## Problem requirements
Count, in the entries, the lines with "Android". Answer with the number only.

>> Start

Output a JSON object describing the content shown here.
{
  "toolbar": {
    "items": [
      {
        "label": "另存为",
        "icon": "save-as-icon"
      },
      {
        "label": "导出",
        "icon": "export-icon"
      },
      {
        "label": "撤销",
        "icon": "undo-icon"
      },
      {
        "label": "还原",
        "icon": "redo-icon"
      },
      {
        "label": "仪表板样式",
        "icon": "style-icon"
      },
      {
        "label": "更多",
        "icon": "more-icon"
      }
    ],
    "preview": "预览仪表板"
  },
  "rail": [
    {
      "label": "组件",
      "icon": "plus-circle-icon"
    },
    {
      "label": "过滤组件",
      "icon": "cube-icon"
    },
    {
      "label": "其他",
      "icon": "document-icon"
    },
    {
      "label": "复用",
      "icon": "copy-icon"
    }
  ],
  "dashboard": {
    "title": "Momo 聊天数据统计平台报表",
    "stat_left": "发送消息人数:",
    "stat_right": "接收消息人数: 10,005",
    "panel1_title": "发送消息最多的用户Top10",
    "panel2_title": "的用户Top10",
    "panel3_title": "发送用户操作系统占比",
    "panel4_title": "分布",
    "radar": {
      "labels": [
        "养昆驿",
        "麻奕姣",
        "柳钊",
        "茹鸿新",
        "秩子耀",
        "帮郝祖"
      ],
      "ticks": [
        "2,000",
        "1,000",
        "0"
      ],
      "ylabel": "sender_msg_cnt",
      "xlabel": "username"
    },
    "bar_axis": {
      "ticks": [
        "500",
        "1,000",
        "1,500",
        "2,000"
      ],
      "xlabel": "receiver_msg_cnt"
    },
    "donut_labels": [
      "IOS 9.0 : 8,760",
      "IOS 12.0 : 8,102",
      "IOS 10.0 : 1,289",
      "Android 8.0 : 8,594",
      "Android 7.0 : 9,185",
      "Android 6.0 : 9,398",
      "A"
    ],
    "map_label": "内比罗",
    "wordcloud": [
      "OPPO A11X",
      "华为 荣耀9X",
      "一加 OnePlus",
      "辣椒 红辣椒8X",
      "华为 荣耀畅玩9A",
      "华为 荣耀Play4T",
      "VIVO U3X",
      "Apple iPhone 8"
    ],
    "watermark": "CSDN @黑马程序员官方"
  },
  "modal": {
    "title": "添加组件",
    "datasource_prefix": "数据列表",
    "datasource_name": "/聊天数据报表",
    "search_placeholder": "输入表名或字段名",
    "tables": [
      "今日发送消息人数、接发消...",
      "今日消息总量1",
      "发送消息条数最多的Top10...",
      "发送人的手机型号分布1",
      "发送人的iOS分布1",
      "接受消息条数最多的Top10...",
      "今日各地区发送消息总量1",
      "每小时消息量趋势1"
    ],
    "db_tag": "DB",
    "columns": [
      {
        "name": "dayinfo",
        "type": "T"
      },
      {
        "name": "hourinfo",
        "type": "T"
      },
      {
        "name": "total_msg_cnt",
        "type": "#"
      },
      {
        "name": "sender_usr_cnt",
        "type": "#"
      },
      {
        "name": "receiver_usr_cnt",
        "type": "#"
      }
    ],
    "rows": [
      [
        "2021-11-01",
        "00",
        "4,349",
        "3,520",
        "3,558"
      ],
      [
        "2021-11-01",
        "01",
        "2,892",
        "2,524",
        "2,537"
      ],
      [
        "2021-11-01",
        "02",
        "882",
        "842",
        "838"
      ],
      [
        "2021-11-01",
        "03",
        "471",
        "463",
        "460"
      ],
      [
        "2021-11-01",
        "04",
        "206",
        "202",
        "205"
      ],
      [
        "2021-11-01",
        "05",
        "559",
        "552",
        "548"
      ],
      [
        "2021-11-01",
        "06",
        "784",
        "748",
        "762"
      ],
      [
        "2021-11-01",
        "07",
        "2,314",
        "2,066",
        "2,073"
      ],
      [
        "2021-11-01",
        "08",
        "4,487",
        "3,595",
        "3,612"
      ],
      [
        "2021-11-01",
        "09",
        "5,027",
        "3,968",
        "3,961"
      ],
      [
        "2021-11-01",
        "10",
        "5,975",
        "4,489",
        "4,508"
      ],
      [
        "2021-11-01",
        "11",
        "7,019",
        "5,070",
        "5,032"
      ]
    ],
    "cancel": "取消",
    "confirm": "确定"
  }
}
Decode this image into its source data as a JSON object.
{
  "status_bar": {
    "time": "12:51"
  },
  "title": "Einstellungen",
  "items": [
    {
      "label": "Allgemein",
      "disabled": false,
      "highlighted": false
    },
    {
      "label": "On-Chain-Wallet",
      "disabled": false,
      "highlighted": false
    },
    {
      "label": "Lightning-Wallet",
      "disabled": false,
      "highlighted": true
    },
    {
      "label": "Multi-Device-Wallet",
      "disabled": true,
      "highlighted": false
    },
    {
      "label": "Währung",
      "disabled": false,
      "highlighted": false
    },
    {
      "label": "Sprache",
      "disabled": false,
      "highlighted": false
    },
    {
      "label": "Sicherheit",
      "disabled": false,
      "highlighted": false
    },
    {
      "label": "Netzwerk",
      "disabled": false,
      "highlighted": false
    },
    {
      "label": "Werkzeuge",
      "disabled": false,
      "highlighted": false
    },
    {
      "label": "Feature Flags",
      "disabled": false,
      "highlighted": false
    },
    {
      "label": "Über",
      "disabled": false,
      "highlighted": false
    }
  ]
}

>> End

## Result for this task
3